::: GIVEN RECORDS :::

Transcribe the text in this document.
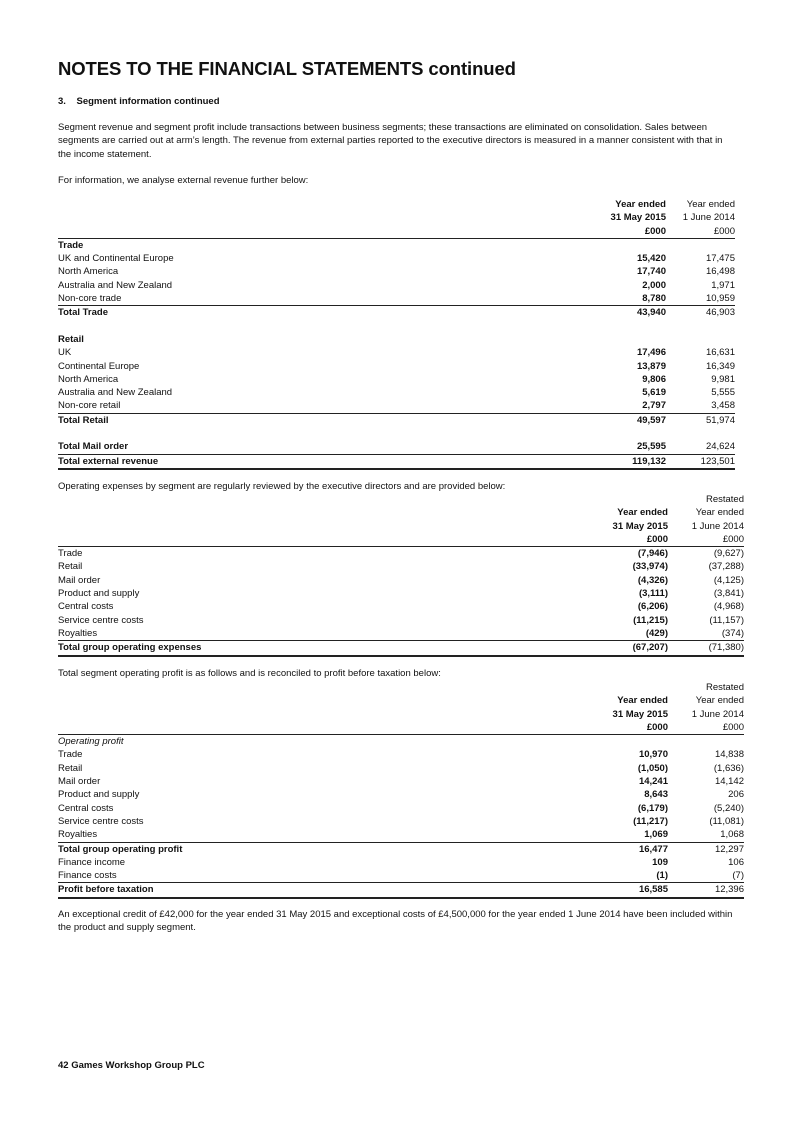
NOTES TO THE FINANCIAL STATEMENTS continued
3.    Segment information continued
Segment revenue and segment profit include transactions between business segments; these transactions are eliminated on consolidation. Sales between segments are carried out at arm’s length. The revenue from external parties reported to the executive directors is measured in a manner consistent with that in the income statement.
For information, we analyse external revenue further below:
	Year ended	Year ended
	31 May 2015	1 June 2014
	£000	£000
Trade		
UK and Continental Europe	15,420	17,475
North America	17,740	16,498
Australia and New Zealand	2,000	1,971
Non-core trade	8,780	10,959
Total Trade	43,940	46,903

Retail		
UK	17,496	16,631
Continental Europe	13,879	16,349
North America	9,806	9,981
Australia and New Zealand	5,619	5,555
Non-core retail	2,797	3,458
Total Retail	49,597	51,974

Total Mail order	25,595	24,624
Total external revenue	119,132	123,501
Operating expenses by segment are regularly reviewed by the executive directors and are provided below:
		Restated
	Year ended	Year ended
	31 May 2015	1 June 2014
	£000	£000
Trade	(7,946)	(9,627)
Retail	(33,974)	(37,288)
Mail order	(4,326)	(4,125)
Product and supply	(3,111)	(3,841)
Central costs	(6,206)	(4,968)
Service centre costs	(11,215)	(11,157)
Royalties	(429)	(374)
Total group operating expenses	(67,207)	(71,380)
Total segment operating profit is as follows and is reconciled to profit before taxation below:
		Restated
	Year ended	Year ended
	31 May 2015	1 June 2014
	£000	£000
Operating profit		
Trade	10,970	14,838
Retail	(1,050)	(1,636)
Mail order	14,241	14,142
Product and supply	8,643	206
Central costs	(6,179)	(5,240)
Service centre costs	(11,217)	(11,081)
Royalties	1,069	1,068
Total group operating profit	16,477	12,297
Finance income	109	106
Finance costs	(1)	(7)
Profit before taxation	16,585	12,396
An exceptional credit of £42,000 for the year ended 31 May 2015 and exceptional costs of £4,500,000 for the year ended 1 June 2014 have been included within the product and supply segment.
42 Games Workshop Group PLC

:::

◆ **GOAL**
In the lines above, find each one with "Finance" and list it.

◆ **FULL ANSWER**
Finance income	109	106
Finance costs	(1)	(7)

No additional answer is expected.